= EXERCISE BRIEF =
Leave out the pictures and transcribe everything else exactly.

Dataset excerpt

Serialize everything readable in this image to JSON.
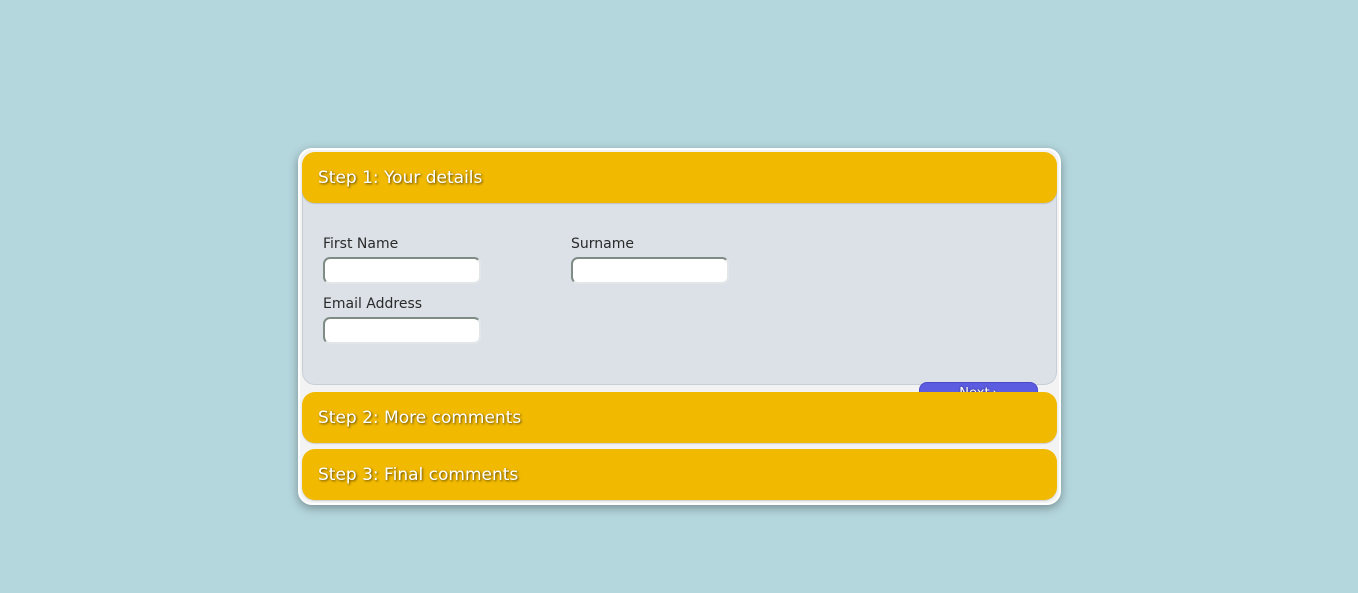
{
  "steps": [
    {
      "title": "Step 1: Your details"
    },
    {
      "title": "Step 2: More comments"
    },
    {
      "title": "Step 3: Final comments"
    }
  ],
  "form": {
    "first_name_label": "First Name",
    "first_name_value": "",
    "surname_label": "Surname",
    "surname_value": "",
    "email_label": "Email Address",
    "email_value": "",
    "next_label": "Next",
    "next_icon": "chevron-right-icon"
  },
  "colors": {
    "background": "#b4d7dd",
    "step_header": "#f1b900",
    "panel": "#dbe1e7",
    "next_button": "#5c5ce0"
  }
}
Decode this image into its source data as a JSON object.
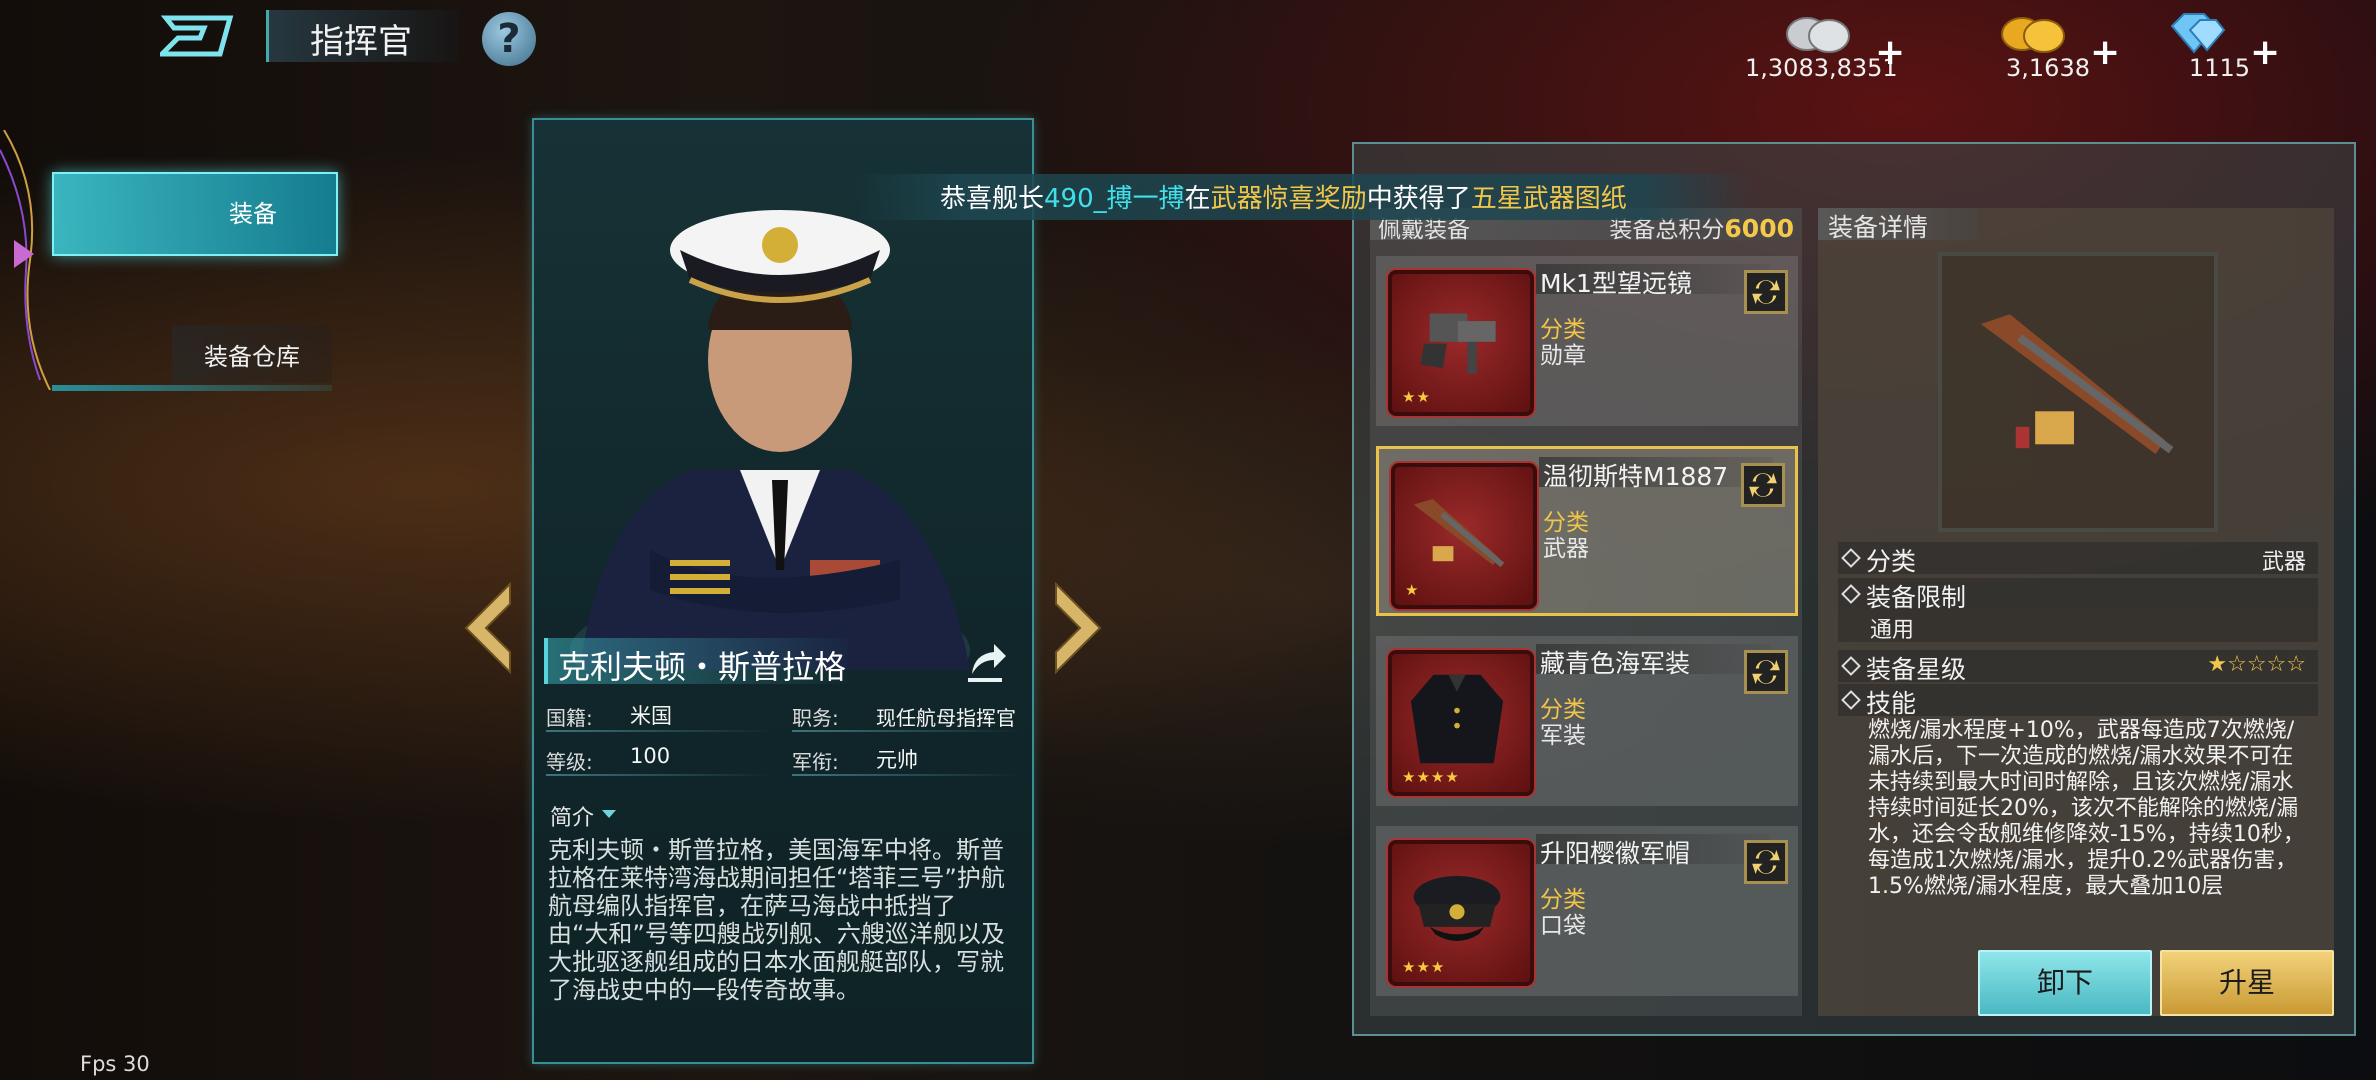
{
  "header": {
    "title": "指挥官",
    "help_icon": "question-icon"
  },
  "resources": [
    {
      "name": "silver",
      "value": "1,3083,8351",
      "plus": "+"
    },
    {
      "name": "gold",
      "value": "3,1638",
      "plus": "+"
    },
    {
      "name": "diamond",
      "value": "1115",
      "plus": "+"
    }
  ],
  "left_tabs": {
    "equip": "装备",
    "warehouse": "装备仓库"
  },
  "fps": "Fps 30",
  "commander": {
    "name": "克利夫顿・斯普拉格",
    "nationality_label": "国籍:",
    "nationality": "米国",
    "position_label": "职务:",
    "position": "现任航母指挥官",
    "level_label": "等级:",
    "level": "100",
    "rank_label": "军衔:",
    "rank": "元帅",
    "intro_label": "简介",
    "intro": "克利夫顿・斯普拉格，美国海军中将。斯普拉格在莱特湾海战期间担任“塔菲三号”护航航母编队指挥官，在萨马海战中抵挡了由“大和”号等四艘战列舰、六艘巡洋舰以及大批驱逐舰组成的日本水面舰艇部队，写就了海战史中的一段传奇故事。"
  },
  "broadcast": {
    "p1": "恭喜舰长",
    "player": "490_搏一搏",
    "p2": "在",
    "event": "武器惊喜奖励",
    "p3": "中获得了",
    "reward": "五星武器图纸"
  },
  "equipment": {
    "header_left": "佩戴装备",
    "header_right_label": "装备总积分",
    "total_score": "6000",
    "category_label": "分类",
    "items": [
      {
        "name": "Mk1型望远镜",
        "category": "勋章",
        "stars": "★★",
        "icon": "binoculars-icon"
      },
      {
        "name": "温彻斯特M1887",
        "category": "武器",
        "stars": "★",
        "icon": "shotgun-icon"
      },
      {
        "name": "藏青色海军装",
        "category": "军装",
        "stars": "★★★★",
        "icon": "navy-uniform-icon"
      },
      {
        "name": "升阳樱徽军帽",
        "category": "口袋",
        "stars": "★★★",
        "icon": "officer-cap-icon"
      }
    ]
  },
  "detail": {
    "title": "装备详情",
    "category_label": "分类",
    "category": "武器",
    "limit_label": "装备限制",
    "limit": "通用",
    "star_label": "装备星级",
    "star_value": "★☆☆☆☆",
    "skill_label": "技能",
    "skill_text": "燃烧/漏水程度+10%，武器每造成7次燃烧/漏水后，下一次造成的燃烧/漏水效果不可在未持续到最大时间时解除，且该次燃烧/漏水持续时间延长20%，该次不能解除的燃烧/漏水，还会令敌舰维修降效-15%，持续10秒，每造成1次燃烧/漏水，提升0.2%武器伤害，1.5%燃烧/漏水程度，最大叠加10层",
    "btn_unequip": "卸下",
    "btn_upstar": "升星"
  },
  "colors": {
    "accent_cyan": "#3fe0ea",
    "gold": "#f2c64a",
    "card_border": "#3a8f96"
  }
}
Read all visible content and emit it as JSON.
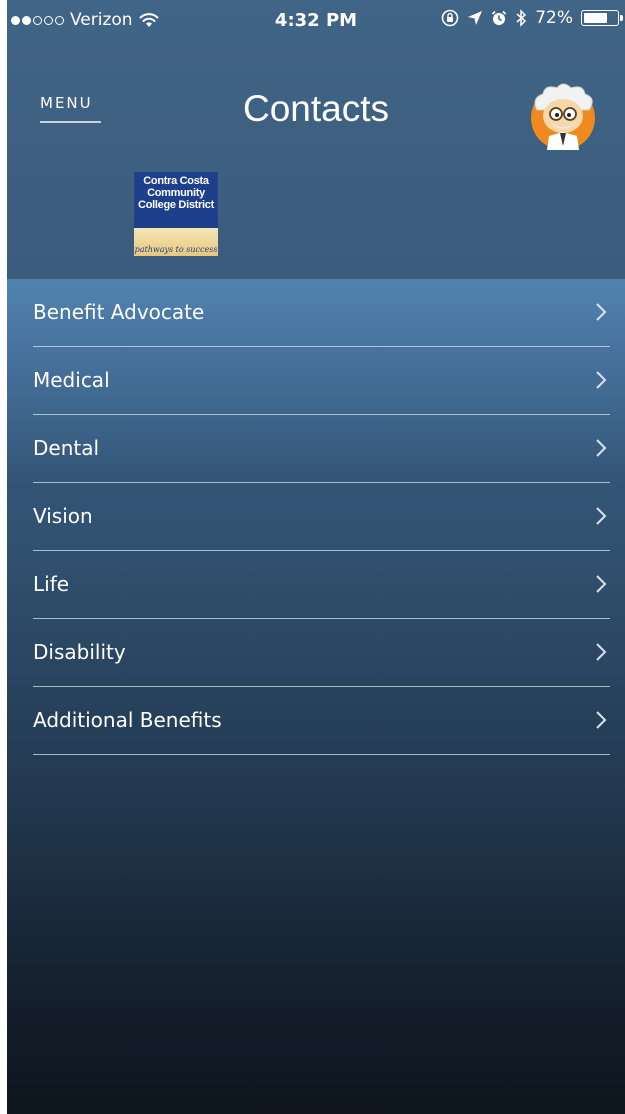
{
  "status_bar": {
    "carrier": "Verizon",
    "time": "4:32 PM",
    "battery": "72%",
    "battery_level": 0.72,
    "signal_bars_filled": 2,
    "signal_bars_total": 5
  },
  "header": {
    "menu_label": "MENU",
    "title": "Contacts"
  },
  "logo": {
    "line1": "Contra Costa",
    "line2": "Community",
    "line3": "College District",
    "tagline": "pathways to success"
  },
  "list": {
    "items": [
      {
        "label": "Benefit Advocate"
      },
      {
        "label": "Medical"
      },
      {
        "label": "Dental"
      },
      {
        "label": "Vision"
      },
      {
        "label": "Life"
      },
      {
        "label": "Disability"
      },
      {
        "label": "Additional Benefits"
      }
    ]
  },
  "icons": {
    "wifi": "wifi-icon",
    "rotation_lock": "rotation-lock-icon",
    "location": "location-arrow-icon",
    "alarm": "alarm-clock-icon",
    "bluetooth": "bluetooth-icon",
    "battery": "battery-icon",
    "chevron": "chevron-right-icon",
    "avatar": "scientist-avatar-icon"
  },
  "colors": {
    "header_bg": "#3f6283",
    "list_highlight": "#5284b0",
    "bottom_bg": "#0e151e",
    "divider": "#d6e2ec",
    "text": "#ffffff"
  }
}
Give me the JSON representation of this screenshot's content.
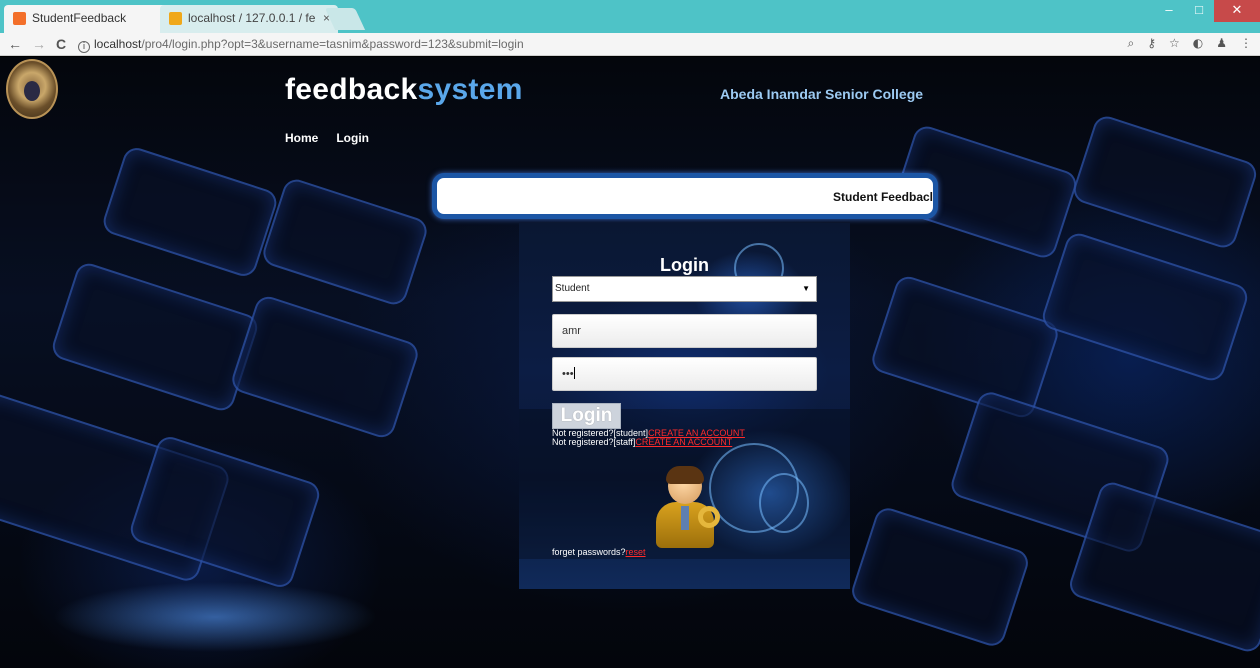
{
  "browser": {
    "tabs": [
      {
        "title": "StudentFeedback",
        "close": "×",
        "active": true
      },
      {
        "title": "localhost / 127.0.0.1 / fe",
        "close": "×",
        "active": false
      }
    ],
    "window_controls": {
      "minimize": "–",
      "maximize": "□",
      "close": "✕"
    },
    "nav": {
      "back": "←",
      "forward": "→",
      "reload": "C"
    },
    "url": {
      "host": "localhost",
      "path": "/pro4/login.php?opt=3&username=tasnim&password=123&submit=login"
    },
    "toolbar_icons": [
      "zoom-icon",
      "key-icon",
      "star-icon",
      "extension-icon",
      "incognito-icon",
      "menu-icon"
    ]
  },
  "site": {
    "brand_part1": "feedback",
    "brand_part2": "system",
    "college": "Abeda Inamdar Senior College",
    "menu": [
      "Home",
      "Login"
    ],
    "marquee": "Student Feedbacl"
  },
  "login": {
    "title": "Login",
    "role_select": {
      "selected": "Student"
    },
    "username_value": "amr",
    "password_mask": "•••",
    "button": "Login",
    "register_student_prefix": "Not registered?[student]",
    "register_student_link": "CREATE AN ACCOUNT",
    "register_staff_prefix": "Not registered?[staff]",
    "register_staff_link": "CREATE AN ACCOUNT",
    "forgot_prefix": "forget passwords?",
    "forgot_link": "reset"
  },
  "colors": {
    "tabstrip": "#4ec3c7",
    "brand_blue": "#5aa7ea",
    "college_text": "#9ccaf2",
    "link_red": "#ff2b2b",
    "marquee_border": "#1c56a5"
  }
}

= FULL SOLUTION =
Serialize everything readable in this image to JSON.
{
  "steps": [
    {
      "title": "Step 1: Your details"
    },
    {
      "title": "Step 2: More comments"
    },
    {
      "title": "Step 3: Final comments"
    }
  ],
  "form": {
    "first_name_label": "First Name",
    "first_name_value": "",
    "surname_label": "Surname",
    "surname_value": "",
    "email_label": "Email Address",
    "email_value": "",
    "next_label": "Next",
    "next_icon": "chevron-right-icon"
  },
  "colors": {
    "background": "#b4d7dd",
    "step_header": "#f1b900",
    "panel": "#dbe1e7",
    "next_button": "#5c5ce0"
  }
}
Decode this image into its source data as a JSON object.
{
  "header": {
    "title": "指挥官",
    "help_icon": "question-icon"
  },
  "resources": [
    {
      "name": "silver",
      "value": "1,3083,8351",
      "plus": "+"
    },
    {
      "name": "gold",
      "value": "3,1638",
      "plus": "+"
    },
    {
      "name": "diamond",
      "value": "1115",
      "plus": "+"
    }
  ],
  "left_tabs": {
    "equip": "装备",
    "warehouse": "装备仓库"
  },
  "fps": "Fps 30",
  "commander": {
    "name": "克利夫顿・斯普拉格",
    "nationality_label": "国籍:",
    "nationality": "米国",
    "position_label": "职务:",
    "position": "现任航母指挥官",
    "level_label": "等级:",
    "level": "100",
    "rank_label": "军衔:",
    "rank": "元帅",
    "intro_label": "简介",
    "intro": "克利夫顿・斯普拉格，美国海军中将。斯普拉格在莱特湾海战期间担任“塔菲三号”护航航母编队指挥官，在萨马海战中抵挡了由“大和”号等四艘战列舰、六艘巡洋舰以及大批驱逐舰组成的日本水面舰艇部队，写就了海战史中的一段传奇故事。"
  },
  "broadcast": {
    "p1": "恭喜舰长",
    "player": "490_搏一搏",
    "p2": "在",
    "event": "武器惊喜奖励",
    "p3": "中获得了",
    "reward": "五星武器图纸"
  },
  "equipment": {
    "header_left": "佩戴装备",
    "header_right_label": "装备总积分",
    "total_score": "6000",
    "category_label": "分类",
    "items": [
      {
        "name": "Mk1型望远镜",
        "category": "勋章",
        "stars": "★★",
        "icon": "binoculars-icon"
      },
      {
        "name": "温彻斯特M1887",
        "category": "武器",
        "stars": "★",
        "icon": "shotgun-icon"
      },
      {
        "name": "藏青色海军装",
        "category": "军装",
        "stars": "★★★★",
        "icon": "navy-uniform-icon"
      },
      {
        "name": "升阳樱徽军帽",
        "category": "口袋",
        "stars": "★★★",
        "icon": "officer-cap-icon"
      }
    ]
  },
  "detail": {
    "title": "装备详情",
    "category_label": "分类",
    "category": "武器",
    "limit_label": "装备限制",
    "limit": "通用",
    "star_label": "装备星级",
    "star_value": "★☆☆☆☆",
    "skill_label": "技能",
    "skill_text": "燃烧/漏水程度+10%，武器每造成7次燃烧/漏水后，下一次造成的燃烧/漏水效果不可在未持续到最大时间时解除，且该次燃烧/漏水持续时间延长20%，该次不能解除的燃烧/漏水，还会令敌舰维修降效-15%，持续10秒，每造成1次燃烧/漏水，提升0.2%武器伤害，1.5%燃烧/漏水程度，最大叠加10层",
    "btn_unequip": "卸下",
    "btn_upstar": "升星"
  },
  "colors": {
    "accent_cyan": "#3fe0ea",
    "gold": "#f2c64a",
    "card_border": "#3a8f96"
  }
}
Read all visible content and emit it as JSON.
{
  "status_bar": {
    "carrier": "Verizon",
    "time": "4:32 PM",
    "battery": "72%",
    "battery_level": 0.72,
    "signal_bars_filled": 2,
    "signal_bars_total": 5
  },
  "header": {
    "menu_label": "MENU",
    "title": "Contacts"
  },
  "logo": {
    "line1": "Contra Costa",
    "line2": "Community",
    "line3": "College District",
    "tagline": "pathways to success"
  },
  "list": {
    "items": [
      {
        "label": "Benefit Advocate"
      },
      {
        "label": "Medical"
      },
      {
        "label": "Dental"
      },
      {
        "label": "Vision"
      },
      {
        "label": "Life"
      },
      {
        "label": "Disability"
      },
      {
        "label": "Additional Benefits"
      }
    ]
  },
  "icons": {
    "wifi": "wifi-icon",
    "rotation_lock": "rotation-lock-icon",
    "location": "location-arrow-icon",
    "alarm": "alarm-clock-icon",
    "bluetooth": "bluetooth-icon",
    "battery": "battery-icon",
    "chevron": "chevron-right-icon",
    "avatar": "scientist-avatar-icon"
  },
  "colors": {
    "header_bg": "#3f6283",
    "list_highlight": "#5284b0",
    "bottom_bg": "#0e151e",
    "divider": "#d6e2ec",
    "text": "#ffffff"
  }
}
Give me the JSON representation of this screenshot's content.
{
  "browser": {
    "tabs": [
      {
        "title": "StudentFeedback",
        "close": "×",
        "active": true
      },
      {
        "title": "localhost / 127.0.0.1 / fe",
        "close": "×",
        "active": false
      }
    ],
    "window_controls": {
      "minimize": "–",
      "maximize": "□",
      "close": "✕"
    },
    "nav": {
      "back": "←",
      "forward": "→",
      "reload": "C"
    },
    "url": {
      "host": "localhost",
      "path": "/pro4/login.php?opt=3&username=tasnim&password=123&submit=login"
    },
    "toolbar_icons": [
      "zoom-icon",
      "key-icon",
      "star-icon",
      "extension-icon",
      "incognito-icon",
      "menu-icon"
    ]
  },
  "site": {
    "brand_part1": "feedback",
    "brand_part2": "system",
    "college": "Abeda Inamdar Senior College",
    "menu": [
      "Home",
      "Login"
    ],
    "marquee": "Student Feedbacl"
  },
  "login": {
    "title": "Login",
    "role_select": {
      "selected": "Student"
    },
    "username_value": "amr",
    "password_mask": "•••",
    "button": "Login",
    "register_student_prefix": "Not registered?[student]",
    "register_student_link": "CREATE AN ACCOUNT",
    "register_staff_prefix": "Not registered?[staff]",
    "register_staff_link": "CREATE AN ACCOUNT",
    "forgot_prefix": "forget passwords?",
    "forgot_link": "reset"
  },
  "colors": {
    "tabstrip": "#4ec3c7",
    "brand_blue": "#5aa7ea",
    "college_text": "#9ccaf2",
    "link_red": "#ff2b2b",
    "marquee_border": "#1c56a5"
  }
}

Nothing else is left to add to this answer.